§ Source document:
──────────

Columbine was a paradigm shift in Occidental culture. America spent over three decades being afraid of serial killers like David Berkowitz, Ted Bundy and the immortal Zodiac, so much that transcendent fictional alter egos like Hannibal Lecter and Patrick Bateman were created. Then, one fateful morning, a more terrifying and unpredictable menace became the object of media obsessions and rendered serial killers obsolete. That doesn't mean they ceased to exist. If anything, this era might be some sort of golden years for serial killers, sheltered from media scrutiny. We have no way to know. THE LEAST OF MY SCARS, by Stephen Graham Jones is a novel that gives serial killer fiction a brand new set of fangs for this boogeyman to chew its way out of cultural oblivion.

William Colton Hughes has it all figured out. He's living a quiet and comfortable life for a serial killer, having his victims delivered to his doorstep by a mysterious benefactor. The fragile balance of his existence is blown into pieces when the flow of victims is suddenly interrupted for a reason Hughes ignores. Our already whacked out serial killer comes to question the very fabric of his reality. Is he in control of his own destiny, or is he somebody else's prisoner? Is the mysterious benefactor some sort of prison warden attempting to keep Hughes under wraps? Reality slowly dislocates and Hughes will have to confront a couple ghosts in order to save himself from the fate most serial killer eventually have to embrace.

Am I wrong to believe that THE LEAST OF MY SCARS is a badass fucking title for a novel? It sounds like a ton of bricks to your face. It's one of these titles that combines originality, straightforwardness and just enough allegory to be intriguing. But is it a good novel? It's about the most terrifying serial killer novel I've read since, I don't know, Andrew Klavan's DON'T SAY A WORD, maybe? Not that I find serial killer fiction particularly frightening or original, but THE LEAST OF MY SCARS stands out from the flock through the abstract nightmare that Stephen Graham Jones has patiently built around William Colton Hughes, like a death sentence by immurement.

Im a haze the next morning, trying to blind away the sunlight I usually just drink, I make my way through the short door and into the lefthand apartment. As for any dreams I might have had, they were from the marble swimming through my veins, so hardly count.

──────────

§ Available data:
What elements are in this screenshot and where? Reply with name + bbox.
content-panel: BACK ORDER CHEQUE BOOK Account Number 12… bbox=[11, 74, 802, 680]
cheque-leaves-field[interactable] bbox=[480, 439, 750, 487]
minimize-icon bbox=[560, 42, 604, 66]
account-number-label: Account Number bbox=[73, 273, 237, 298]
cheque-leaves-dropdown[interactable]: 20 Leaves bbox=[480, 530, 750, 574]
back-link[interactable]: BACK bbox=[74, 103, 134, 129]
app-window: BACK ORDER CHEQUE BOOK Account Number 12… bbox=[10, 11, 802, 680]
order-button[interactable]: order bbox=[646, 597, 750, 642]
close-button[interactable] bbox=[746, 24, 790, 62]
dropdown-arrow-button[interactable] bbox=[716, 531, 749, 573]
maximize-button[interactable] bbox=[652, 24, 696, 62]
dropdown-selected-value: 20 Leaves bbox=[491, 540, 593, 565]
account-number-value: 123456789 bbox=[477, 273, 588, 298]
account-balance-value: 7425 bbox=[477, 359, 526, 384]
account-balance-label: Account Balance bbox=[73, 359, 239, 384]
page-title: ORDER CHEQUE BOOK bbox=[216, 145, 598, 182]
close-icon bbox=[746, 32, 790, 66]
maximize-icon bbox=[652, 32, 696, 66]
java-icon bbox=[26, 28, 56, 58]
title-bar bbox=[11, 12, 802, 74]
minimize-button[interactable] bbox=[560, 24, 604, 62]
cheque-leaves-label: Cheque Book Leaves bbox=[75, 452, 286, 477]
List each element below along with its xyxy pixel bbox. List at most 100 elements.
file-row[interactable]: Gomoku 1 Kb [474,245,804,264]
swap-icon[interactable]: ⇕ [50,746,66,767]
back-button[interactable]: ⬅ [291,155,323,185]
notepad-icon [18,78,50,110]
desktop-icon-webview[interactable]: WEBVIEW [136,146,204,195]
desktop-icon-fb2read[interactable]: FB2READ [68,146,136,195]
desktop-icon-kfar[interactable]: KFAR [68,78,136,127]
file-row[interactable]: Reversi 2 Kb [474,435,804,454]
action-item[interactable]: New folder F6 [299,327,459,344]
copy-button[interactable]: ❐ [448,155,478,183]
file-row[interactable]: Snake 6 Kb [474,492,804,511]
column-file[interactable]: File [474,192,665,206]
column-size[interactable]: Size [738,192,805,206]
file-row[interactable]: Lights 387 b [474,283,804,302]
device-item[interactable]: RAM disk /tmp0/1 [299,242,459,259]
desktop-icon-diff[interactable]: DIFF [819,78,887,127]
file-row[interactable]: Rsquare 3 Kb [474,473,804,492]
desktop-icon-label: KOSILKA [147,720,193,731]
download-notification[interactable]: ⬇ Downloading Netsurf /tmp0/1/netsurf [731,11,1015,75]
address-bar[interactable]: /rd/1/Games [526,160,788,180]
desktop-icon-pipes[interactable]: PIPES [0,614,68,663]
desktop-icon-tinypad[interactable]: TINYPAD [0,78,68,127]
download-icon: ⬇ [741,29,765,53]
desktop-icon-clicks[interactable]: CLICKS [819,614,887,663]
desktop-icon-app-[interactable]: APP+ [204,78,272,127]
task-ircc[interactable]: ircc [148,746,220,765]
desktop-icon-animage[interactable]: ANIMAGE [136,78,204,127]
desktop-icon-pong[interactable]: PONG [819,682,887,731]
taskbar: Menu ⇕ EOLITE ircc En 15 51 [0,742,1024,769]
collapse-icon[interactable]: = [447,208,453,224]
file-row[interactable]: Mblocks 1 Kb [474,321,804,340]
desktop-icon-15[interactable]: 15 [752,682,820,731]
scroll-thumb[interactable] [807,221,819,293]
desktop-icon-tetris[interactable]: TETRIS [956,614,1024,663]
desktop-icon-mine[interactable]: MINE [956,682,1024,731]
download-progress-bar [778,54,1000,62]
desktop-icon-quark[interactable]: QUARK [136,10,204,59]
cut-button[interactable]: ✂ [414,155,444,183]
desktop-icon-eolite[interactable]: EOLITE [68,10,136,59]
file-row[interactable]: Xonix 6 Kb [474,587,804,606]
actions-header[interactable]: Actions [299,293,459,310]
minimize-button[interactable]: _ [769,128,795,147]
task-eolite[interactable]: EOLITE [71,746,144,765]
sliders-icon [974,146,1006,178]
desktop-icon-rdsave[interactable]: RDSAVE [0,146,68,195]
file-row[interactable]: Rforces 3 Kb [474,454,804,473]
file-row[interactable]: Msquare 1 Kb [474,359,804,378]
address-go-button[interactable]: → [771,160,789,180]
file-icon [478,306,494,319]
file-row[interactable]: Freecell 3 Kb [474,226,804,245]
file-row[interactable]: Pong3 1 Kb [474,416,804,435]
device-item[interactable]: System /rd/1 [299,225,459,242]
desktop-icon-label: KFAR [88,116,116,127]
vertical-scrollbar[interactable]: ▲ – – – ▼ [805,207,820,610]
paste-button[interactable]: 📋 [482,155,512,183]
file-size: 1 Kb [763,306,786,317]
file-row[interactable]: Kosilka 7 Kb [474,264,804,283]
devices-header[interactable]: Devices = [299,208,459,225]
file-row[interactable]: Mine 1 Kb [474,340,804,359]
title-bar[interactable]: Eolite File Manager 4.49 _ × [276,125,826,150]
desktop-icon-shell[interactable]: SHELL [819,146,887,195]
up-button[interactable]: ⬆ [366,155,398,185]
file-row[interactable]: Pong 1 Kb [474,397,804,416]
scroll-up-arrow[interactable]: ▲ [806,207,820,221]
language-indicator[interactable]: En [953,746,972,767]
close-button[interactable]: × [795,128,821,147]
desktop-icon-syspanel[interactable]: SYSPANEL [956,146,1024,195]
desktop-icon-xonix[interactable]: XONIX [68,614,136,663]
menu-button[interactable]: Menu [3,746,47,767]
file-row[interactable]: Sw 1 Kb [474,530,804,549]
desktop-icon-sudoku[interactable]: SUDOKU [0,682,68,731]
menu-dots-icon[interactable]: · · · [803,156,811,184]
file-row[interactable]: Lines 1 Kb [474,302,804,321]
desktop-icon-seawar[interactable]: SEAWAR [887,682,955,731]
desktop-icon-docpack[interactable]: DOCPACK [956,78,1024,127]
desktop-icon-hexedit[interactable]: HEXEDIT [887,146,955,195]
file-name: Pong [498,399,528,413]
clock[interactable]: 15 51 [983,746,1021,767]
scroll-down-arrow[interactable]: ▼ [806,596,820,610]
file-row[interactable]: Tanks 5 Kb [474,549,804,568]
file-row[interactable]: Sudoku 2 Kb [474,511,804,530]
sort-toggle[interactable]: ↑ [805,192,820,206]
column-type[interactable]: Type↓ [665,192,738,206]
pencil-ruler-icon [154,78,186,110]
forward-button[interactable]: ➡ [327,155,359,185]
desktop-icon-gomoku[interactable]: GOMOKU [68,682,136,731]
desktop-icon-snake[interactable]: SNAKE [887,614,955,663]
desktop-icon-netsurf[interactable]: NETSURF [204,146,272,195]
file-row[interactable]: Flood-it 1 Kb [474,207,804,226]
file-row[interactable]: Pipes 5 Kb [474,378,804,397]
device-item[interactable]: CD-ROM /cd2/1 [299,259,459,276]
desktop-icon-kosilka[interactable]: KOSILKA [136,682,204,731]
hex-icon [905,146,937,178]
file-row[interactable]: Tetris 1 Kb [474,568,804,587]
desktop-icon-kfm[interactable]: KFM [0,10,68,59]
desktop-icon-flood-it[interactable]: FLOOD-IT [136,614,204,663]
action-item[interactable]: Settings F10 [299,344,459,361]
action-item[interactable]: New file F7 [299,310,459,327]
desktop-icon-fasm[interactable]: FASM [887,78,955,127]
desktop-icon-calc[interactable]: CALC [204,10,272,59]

──────────

§ Your objective:
Reproduce the passage of the book review starting with "Am I wrong to" and going on through "sentence by immurement.".

§ Answer below:
Am I wrong to believe that THE LEAST OF MY SCARS is a badass fucking title for a novel? It sounds like a ton of bricks to your face. It's one of these titles that combines originality, straightforwardness and just enough allegory to be intriguing. But is it a good novel? It's about the most terrifying serial killer novel I've read since, I don't know, Andrew Klavan's DON'T SAY A WORD, maybe? Not that I find serial killer fiction particularly frightening or original, but THE LEAST OF MY SCARS stands out from the flock through the abstract nightmare that Stephen Graham Jones has patiently built around William Colton Hughes, like a death sentence by immurement.